■ SOURCE RECORDS:
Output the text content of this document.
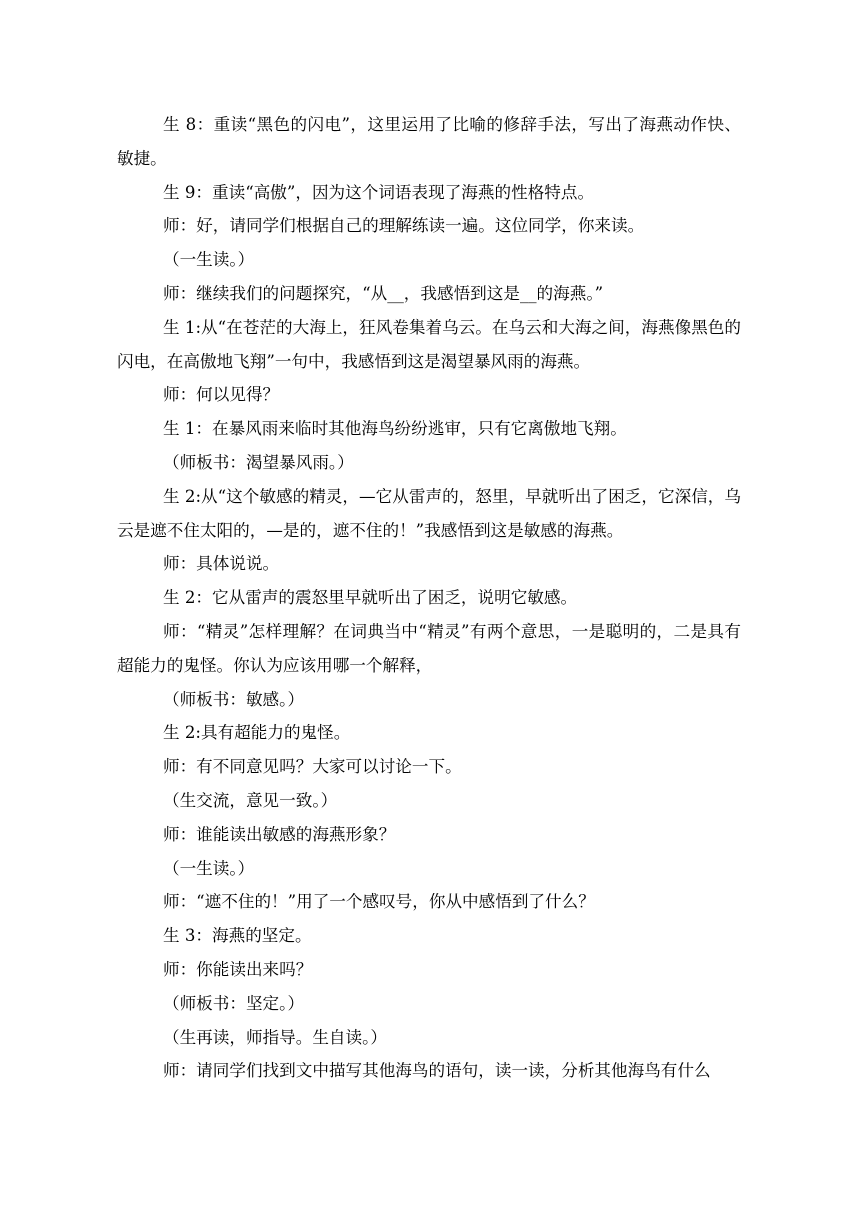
生 8：重读“黑色的闪电”，这里运用了比喻的修辞手法，写出了海燕动作快、敏捷。

生 9：重读“高傲”，因为这个词语表现了海燕的性格特点。

师：好，请同学们根据自己的理解练读一遍。这位同学，你来读。

（一生读。）

师：继续我们的问题探究，“从__，我感悟到这是__的海燕。”

生 1:从“在苍茫的大海上，狂风卷集着乌云。在乌云和大海之间，海燕像黑色的闪电，在高傲地飞翔”一句中，我感悟到这是渴望暴风雨的海燕。

师：何以见得？

生 1：在暴风雨来临时其他海鸟纷纷逃审，只有它离傲地飞翔。

（师板书：渴望暴风雨。）

生 2:从“这个敏感的精灵，—它从雷声的，怒里，早就听出了困乏，它深信，乌云是遮不住太阳的，—是的，遮不住的！”我感悟到这是敏感的海燕。

师：具体说说。

生 2：它从雷声的震怒里早就听出了困乏，说明它敏感。

师：“精灵”怎样理解？在词典当中“精灵”有两个意思，一是聪明的，二是具有超能力的鬼怪。你认为应该用哪一个解释，

（师板书：敏感。）

生 2:具有超能力的鬼怪。

师：有不同意见吗？大家可以讨论一下。

（生交流，意见一致。）

师：谁能读出敏感的海燕形象？

（一生读。）

师：“遮不住的！”用了一个感叹号，你从中感悟到了什么？

生 3：海燕的坚定。

师：你能读出来吗？

（师板书：坚定。）

（生再读，师指导。生自读。）

师：请同学们找到文中描写其他海鸟的语句，读一读，分析其他海鸟有什么
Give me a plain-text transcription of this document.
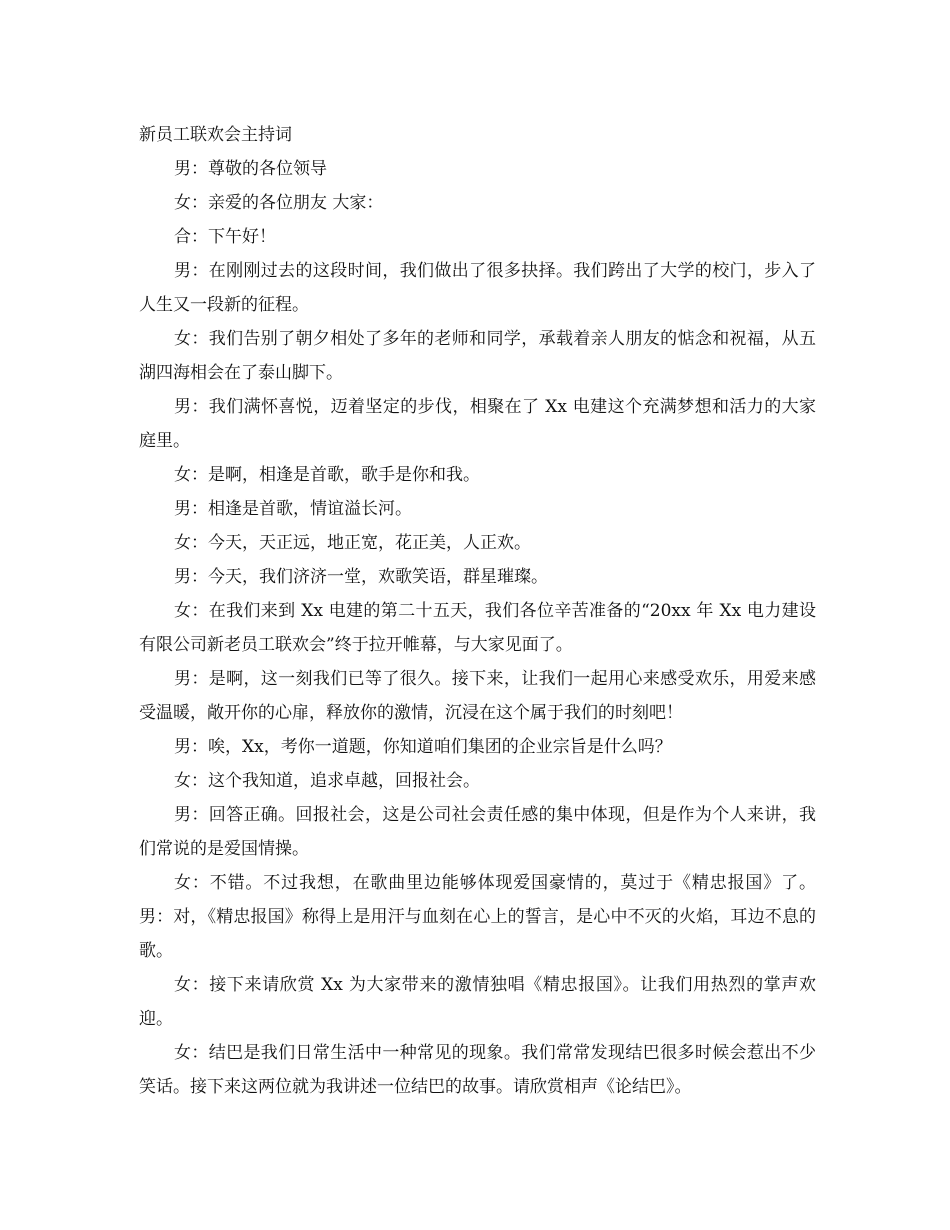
新员工联欢会主持词

男：尊敬的各位领导

女：亲爱的各位朋友 大家：

合：下午好！

男：在刚刚过去的这段时间，我们做出了很多抉择。我们跨出了大学的校门，步入了人生又一段新的征程。

女：我们告别了朝夕相处了多年的老师和同学，承载着亲人朋友的惦念和祝福，从五湖四海相会在了泰山脚下。

男：我们满怀喜悦，迈着坚定的步伐，相聚在了 Xx 电建这个充满梦想和活力的大家庭里。

女：是啊，相逢是首歌，歌手是你和我。

男：相逢是首歌，情谊溢长河。

女：今天，天正远，地正宽，花正美，人正欢。

男：今天，我们济济一堂，欢歌笑语，群星璀璨。

女：在我们来到 Xx 电建的第二十五天，我们各位辛苦准备的“20xx 年 Xx 电力建设有限公司新老员工联欢会”终于拉开帷幕，与大家见面了。

男：是啊，这一刻我们已等了很久。接下来，让我们一起用心来感受欢乐，用爱来感受温暖，敞开你的心扉，释放你的激情，沉浸在这个属于我们的时刻吧！

男：唉，Xx，考你一道题，你知道咱们集团的企业宗旨是什么吗？

女：这个我知道，追求卓越，回报社会。

男：回答正确。回报社会，这是公司社会责任感的集中体现，但是作为个人来讲，我们常说的是爱国情操。

女：不错。不过我想，在歌曲里边能够体现爱国豪情的，莫过于《精忠报国》了。男：对，《精忠报国》称得上是用汗与血刻在心上的誓言，是心中不灭的火焰，耳边不息的歌。

女：接下来请欣赏 Xx 为大家带来的激情独唱《精忠报国》。让我们用热烈的掌声欢迎。

女：结巴是我们日常生活中一种常见的现象。我们常常发现结巴很多时候会惹出不少笑话。接下来这两位就为我讲述一位结巴的故事。请欣赏相声《论结巴》。
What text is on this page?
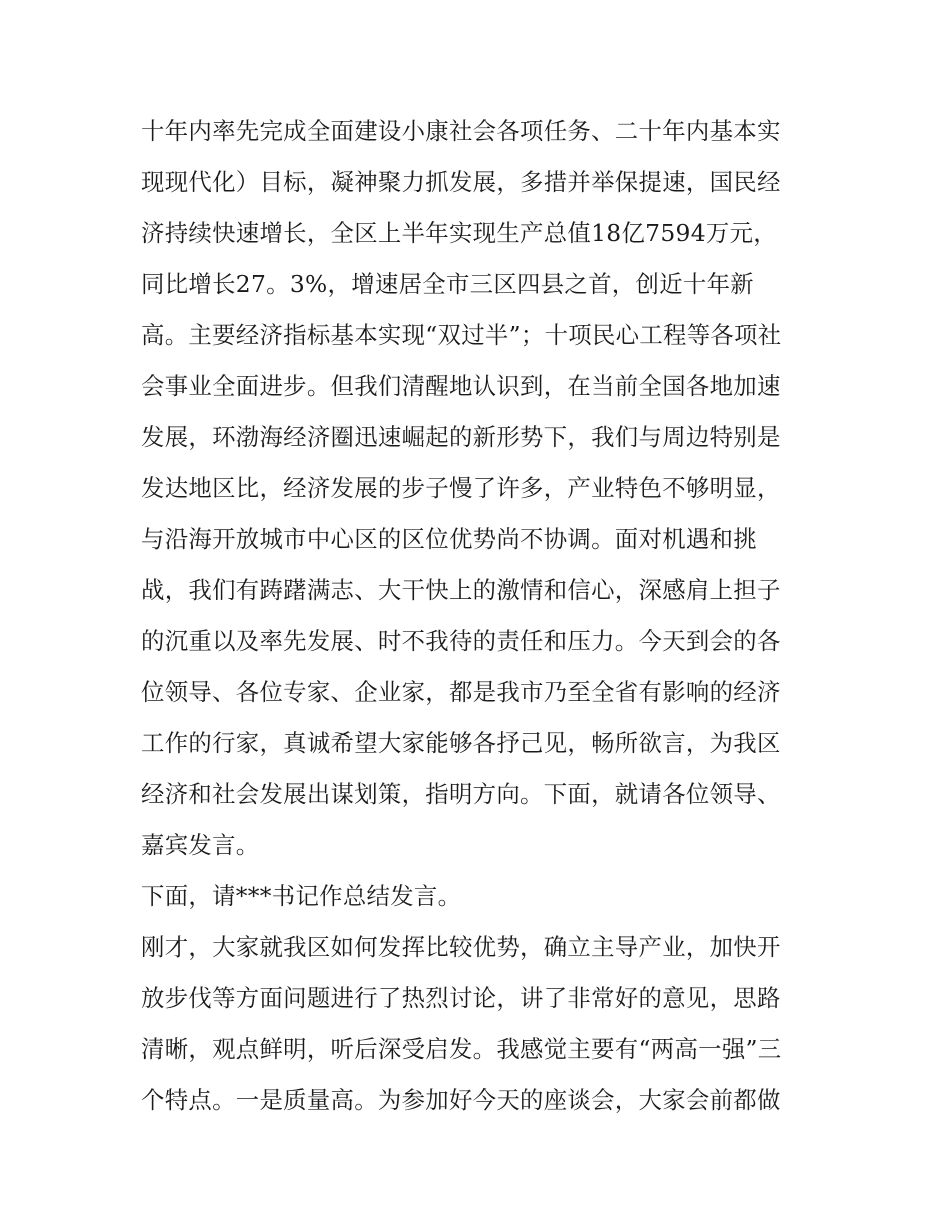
十年内率先完成全面建设小康社会各项任务、二十年内基本实
现现代化）目标，凝神聚力抓发展，多措并举保提速，国民经
济持续快速增长，全区上半年实现生产总值18亿7594万元，
同比增长27。3%，增速居全市三区四县之首，创近十年新
高。主要经济指标基本实现“双过半”；十项民心工程等各项社
会事业全面进步。但我们清醒地认识到，在当前全国各地加速
发展，环渤海经济圈迅速崛起的新形势下，我们与周边特别是
发达地区比，经济发展的步子慢了许多，产业特色不够明显，
与沿海开放城市中心区的区位优势尚不协调。面对机遇和挑
战，我们有踌躇满志、大干快上的激情和信心，深感肩上担子
的沉重以及率先发展、时不我待的责任和压力。今天到会的各
位领导、各位专家、企业家，都是我市乃至全省有影响的经济
工作的行家，真诚希望大家能够各抒己见，畅所欲言，为我区
经济和社会发展出谋划策，指明方向。下面，就请各位领导、
嘉宾发言。
下面，请***书记作总结发言。
刚才，大家就我区如何发挥比较优势，确立主导产业，加快开
放步伐等方面问题进行了热烈讨论，讲了非常好的意见，思路
清晰，观点鲜明，听后深受启发。我感觉主要有“两高一强”三
个特点。一是质量高。为参加好今天的座谈会，大家会前都做
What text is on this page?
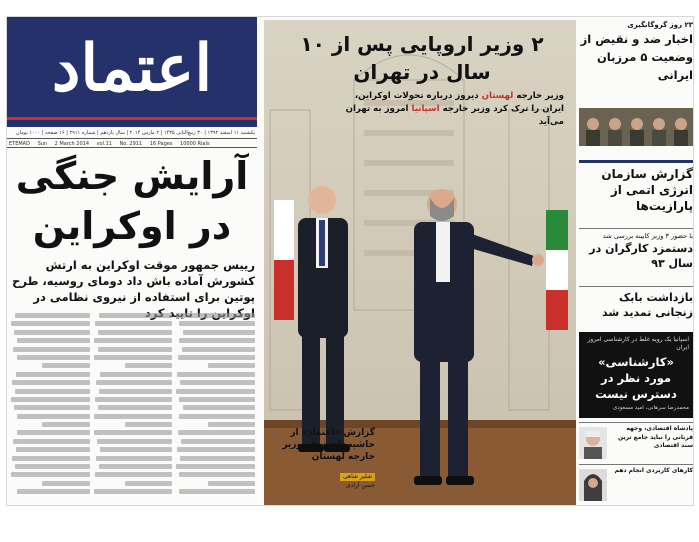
اعتماد
یکشنبه ۱۱ اسفند ۱۳۹۲ | ۳۰ ربیع‌الثانی ۱۴۳۵ | ۲ مارس ۲۰۱۴ | سال یازدهم | شماره ۲۹۱۱ | ۱۶ صفحه | ۱۰۰۰ تومان
ETEMAD Sun 2 March 2014 vol.11 No. 2911 16 Pages 10000 Rials
آرایش جنگی در اوکراین
رییس جمهور موقت اوکراین به ارتش کشورش آماده باش داد دومای روسیه، طرح پوتین برای استفاده از نیروی نظامی در
۲ وزیر اروپایی پس از ۱۰ سال در تهران
وزیر خارجه لهستان دیروز درباره تحولات اوکراین، ایران را ترک کرد وزیر خارجه اسپانیا امروز به تهران می‌آید
گزارش «اعتماد» از حاشیه‌های سفر وزیر خارجه لهستان
شلیر شاهی
حسن آزادی
۲۳ روز گروگانگیری
اخبار ضد و نقیض از وضعیت ۵ مرزبان ایرانی
گزارش سازمان انرژی اتمی از پارازیت‌ها
با حضور ۳ وزیر کابینه بررسی شد
دستمزد کارگران در سال ۹۳
بازداشت بابک زنجانی تمدید شد
اسپانیا یک رویه غلط در کارشناسی امروز ایران
«کارشناسی» مورد نظر در دسترس نیست
محمدرضا سرهانی، امید مسعودی
پادشاه اقتصادی، وجهه قربانی را نباید جامع ترین سند اقتصادی
کارهای کاربردی انجام دهم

■ TASK BRIEF:
Note how many lines of the material contain the string "وزیر". Then report that number by itself.

■ ANSWER TO THE TASK:
4